### Exercise prompt
Can you pull out each line of the data below that includes the word "target"?

-- Given records start --

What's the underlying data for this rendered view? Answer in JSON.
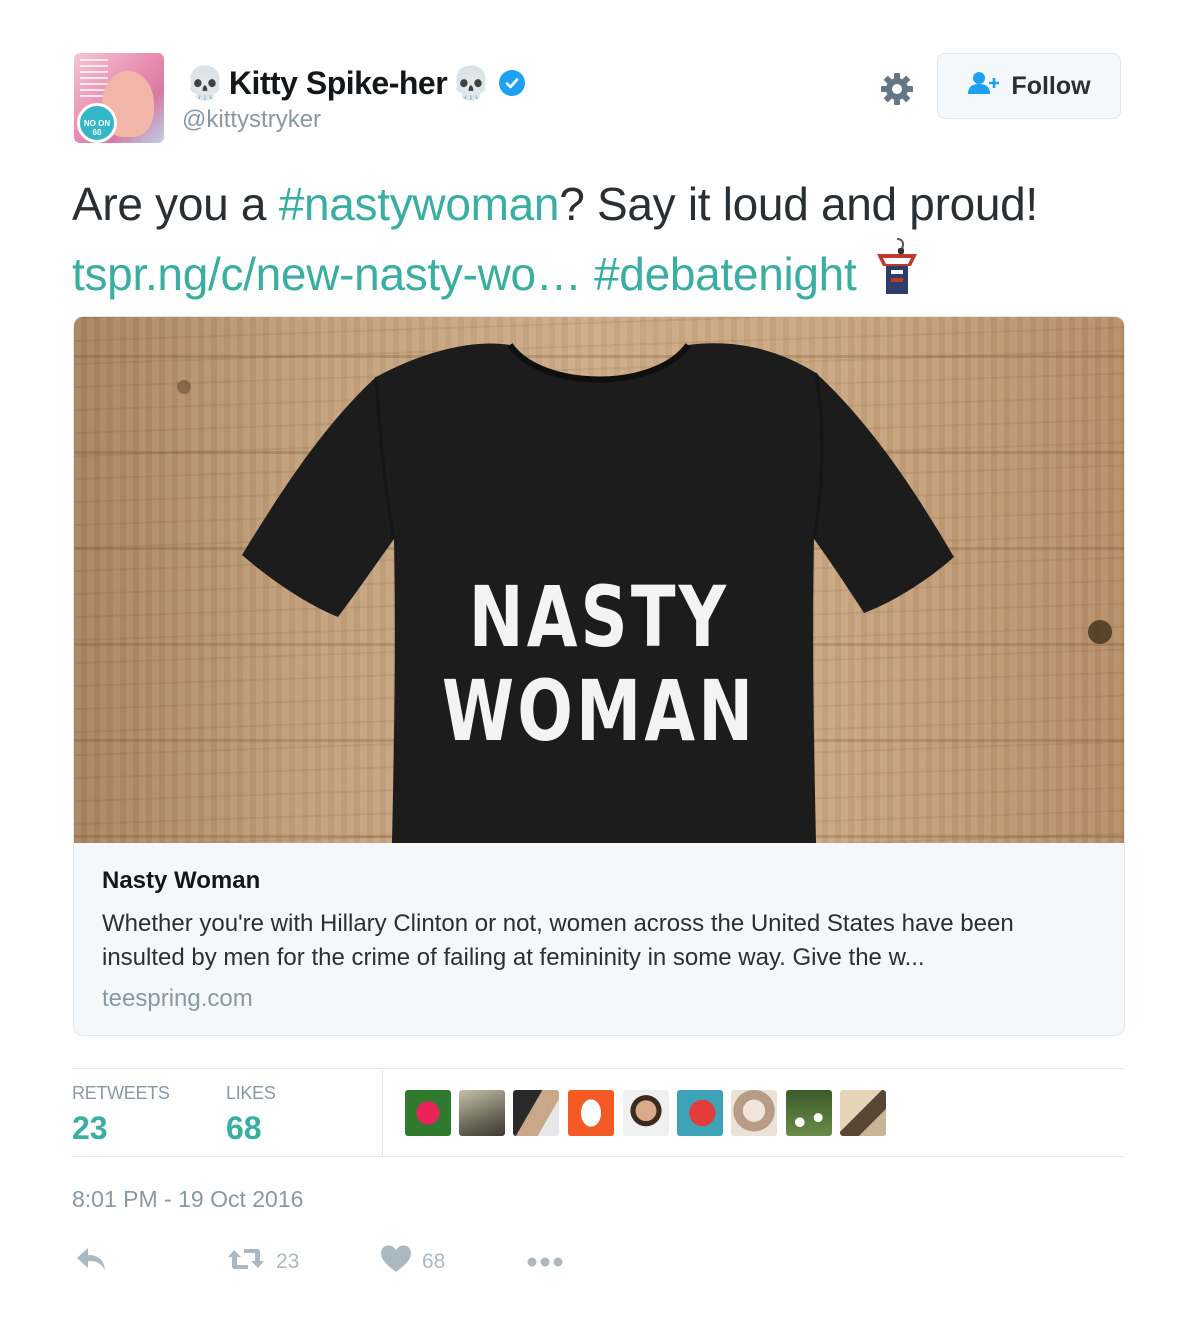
{
  "user": {
    "display_name": "Kitty Spike-her",
    "name_emoji": "💀",
    "handle": "@kittystryker",
    "verified": true,
    "avatar_sign_text": "NO ON 60"
  },
  "header": {
    "follow_label": "Follow",
    "icons": [
      "gear-icon",
      "follow-person-icon",
      "verified-icon"
    ]
  },
  "tweet": {
    "text_before": "Are you a ",
    "hashtag1": "#nastywoman",
    "text_after": "? Say it loud and proud!",
    "link": "tspr.ng/c/new-nasty-wo…",
    "hashtag2": "#debatenight",
    "trailing_emoji": "podium-icon"
  },
  "card": {
    "image_shirt_line1": "NASTY",
    "image_shirt_line2": "WOMAN",
    "title": "Nasty Woman",
    "description": "Whether you're with Hillary Clinton or not, women across the United States have been insulted by men for the crime of failing at femininity in some way. Give the w...",
    "domain": "teespring.com"
  },
  "stats": {
    "retweets_label": "RETWEETS",
    "retweets_value": "23",
    "likes_label": "LIKES",
    "likes_value": "68",
    "likers_count_shown": 9
  },
  "timestamp": "8:01 PM - 19 Oct 2016",
  "actions": {
    "reply_icon": "reply-icon",
    "retweet_icon": "retweet-icon",
    "retweet_count": "23",
    "like_icon": "heart-icon",
    "like_count": "68",
    "more_icon": "more-icon"
  },
  "colors": {
    "link": "#3aaea1",
    "verified": "#1da1f2",
    "muted": "#8899a6",
    "action_icon": "#aab8c2",
    "border": "#e1e8ed"
  }
}
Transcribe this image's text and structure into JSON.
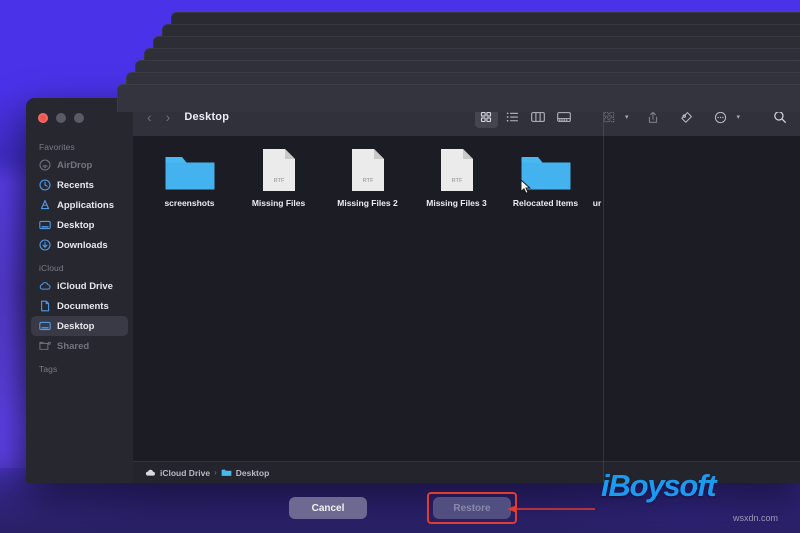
{
  "window": {
    "title": "Desktop",
    "traffic_lights": [
      "close",
      "minimize",
      "maximize"
    ]
  },
  "toolbar": {
    "back_label": "‹",
    "forward_label": "›",
    "title": "Desktop",
    "view_icon_grid": "grid-view-icon",
    "view_icon_list": "list-view-icon",
    "view_icon_column": "column-view-icon",
    "view_icon_gallery": "gallery-view-icon",
    "group_icon": "group-by-icon",
    "share_icon": "share-icon",
    "tag_icon": "tag-icon",
    "more_icon": "more-options-icon",
    "search_icon": "search-icon",
    "chevron": "▾"
  },
  "sidebar": {
    "sections": [
      {
        "title": "Favorites",
        "items": [
          {
            "label": "AirDrop",
            "icon": "airdrop-icon",
            "state": "dim"
          },
          {
            "label": "Recents",
            "icon": "recents-clock-icon",
            "state": "normal"
          },
          {
            "label": "Applications",
            "icon": "applications-icon",
            "state": "normal"
          },
          {
            "label": "Desktop",
            "icon": "desktop-monitor-icon",
            "state": "normal"
          },
          {
            "label": "Downloads",
            "icon": "downloads-arrow-icon",
            "state": "normal"
          }
        ]
      },
      {
        "title": "iCloud",
        "items": [
          {
            "label": "iCloud Drive",
            "icon": "icloud-cloud-icon",
            "state": "normal"
          },
          {
            "label": "Documents",
            "icon": "document-page-icon",
            "state": "normal"
          },
          {
            "label": "Desktop",
            "icon": "desktop-monitor-icon",
            "state": "selected"
          },
          {
            "label": "Shared",
            "icon": "shared-folder-icon",
            "state": "dim"
          }
        ]
      },
      {
        "title": "Tags",
        "items": []
      }
    ]
  },
  "files": [
    {
      "name": "screenshots",
      "type": "folder"
    },
    {
      "name": "Missing Files",
      "type": "rtf",
      "badge": "RTF"
    },
    {
      "name": "Missing Files 2",
      "type": "rtf",
      "badge": "RTF"
    },
    {
      "name": "Missing Files 3",
      "type": "rtf",
      "badge": "RTF"
    },
    {
      "name": "Relocated Items",
      "type": "folder",
      "cursor": true
    },
    {
      "name": "ur",
      "type": "clipped"
    }
  ],
  "pathbar": {
    "segments": [
      {
        "label": "iCloud Drive",
        "icon": "icloud-cloud-icon"
      },
      {
        "label": "Desktop",
        "icon": "folder-icon"
      }
    ],
    "separator": "›"
  },
  "actions": {
    "cancel_label": "Cancel",
    "restore_label": "Restore",
    "restore_disabled": true,
    "annotation_color": "#e23b30"
  },
  "watermarks": {
    "brand": "iBoysoft",
    "site": "wsxdn.com",
    "brand_color": "#1b9bf0"
  },
  "stack_layers": 7
}
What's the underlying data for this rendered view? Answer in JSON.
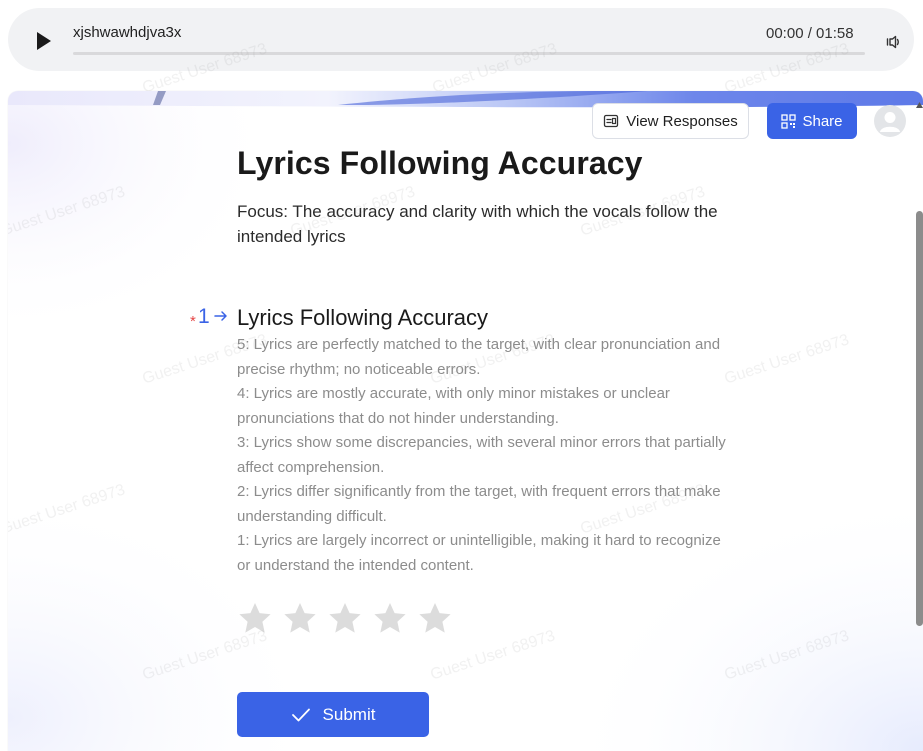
{
  "player": {
    "track_name": "xjshwawhdjva3x",
    "time_readout": "00:00 / 01:58",
    "progress_percent": 0
  },
  "toolbar": {
    "view_responses_label": "View Responses",
    "share_label": "Share"
  },
  "survey": {
    "title": "Lyrics Following Accuracy",
    "description": "Focus: The accuracy and clarity with which the vocals follow the intended lyrics"
  },
  "question": {
    "required_mark": "*",
    "number": "1",
    "title": "Lyrics Following Accuracy",
    "description_lines": [
      "5: Lyrics are perfectly matched to the target, with clear pronunciation and precise rhythm; no noticeable errors.",
      "4: Lyrics are mostly accurate, with only minor mistakes or unclear pronunciations that do not hinder understanding.",
      "3: Lyrics show some discrepancies, with several minor errors that partially affect comprehension.",
      "2: Lyrics differ significantly from the target, with frequent errors that make understanding difficult.",
      "1: Lyrics are largely incorrect or unintelligible, making it hard to recognize or understand the intended content."
    ],
    "rating_max": 5,
    "rating_value": 0
  },
  "submit_label": "Submit",
  "watermark_text": "Guest User 68973",
  "colors": {
    "accent": "#3a63e6",
    "star_empty": "#dcdcdc",
    "required": "#e54545",
    "description_text": "#8c8c8c"
  }
}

-- Given records end --

### Final result
      "5: Lyrics are perfectly matched to the target, with clear pronunciation and precise rhythm; no noticeable errors.",
      "2: Lyrics differ significantly from the target, with frequent errors that make understanding difficult.",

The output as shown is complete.